### WRITTEN TASKS
1. Using the home schooling passage, answer each question below. Mark your answers (a), (b) and (c) to match.
(a) Until when are schools closed?
(b) What role does the passage give for Simon Lebus?
(c) By what point might plans not yet be announced?
2. Retype the home schooling passage from "To help parents" to "end of February." with every word and mark unchanged.

With schools closed until February Half Term and continued uncertainty about how GCSE / A Level students will be assessed, we are receiving an unparalleled volume of enquiries from parents seeking help and advice about home schooling support.
To help parents and students through this difficult period, we have prepared a short guide covering:
- Key reasons for GCSE /A Level students to maintain study momentum
- Useful tips and free resources to support home schooling
- How Justin Craig is seeking to help students’ home schooling
Key reasons to maintain study momentum
Earlier this month, Simon Lebus, Ofsted’s interim head, said that evidence for replacement grades could include tests, homework, mock exams and teachers’ observations – and would take into account how much of the syllabus had been covered. “Mini” exams or assessments have also been mentioned by Government but no detail provided. Whilst consultations with teachers and exam boards are underway, it is possible that plans may not be announced until the end of February.
For some students, the cancellation of GCSE and A-level exams will have come as a relief. However, many others are feeling disappointed, de-motivated or anxious about the situation, with some pupils believing that online assessments are harder to monitor and may not reflect their true abilities.

### SOURCE MATERIAL
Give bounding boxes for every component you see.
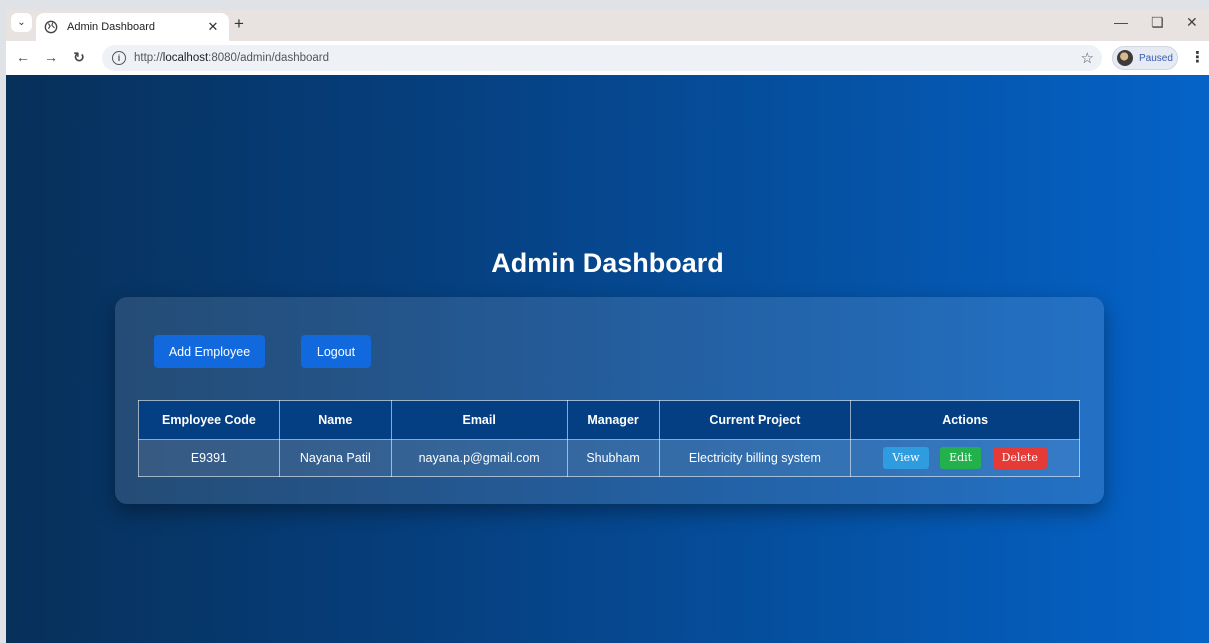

### ANSWERS TO THE TASKS
1.
(a) Until February Half Term.
(b) Ofsted's interim head.
(c) The end of February.

2.
To help parents and students through this difficult period, we have prepared a short guide covering:
- Key reasons for GCSE /A Level students to maintain study momentum
- Useful tips and free resources to support home schooling
- How Justin Craig is seeking to help students’ home schooling
Key reasons to maintain study momentum
Earlier this month, Simon Lebus, Ofsted’s interim head, said that evidence for replacement grades could include tests, homework, mock exams and teachers’ observations – and would take into account how much of the syllabus had been covered. “Mini” exams or assessments have also been mentioned by Government but no detail provided. Whilst consultations with teachers and exam boards are underway, it is possible that plans may not be announced until the end of February.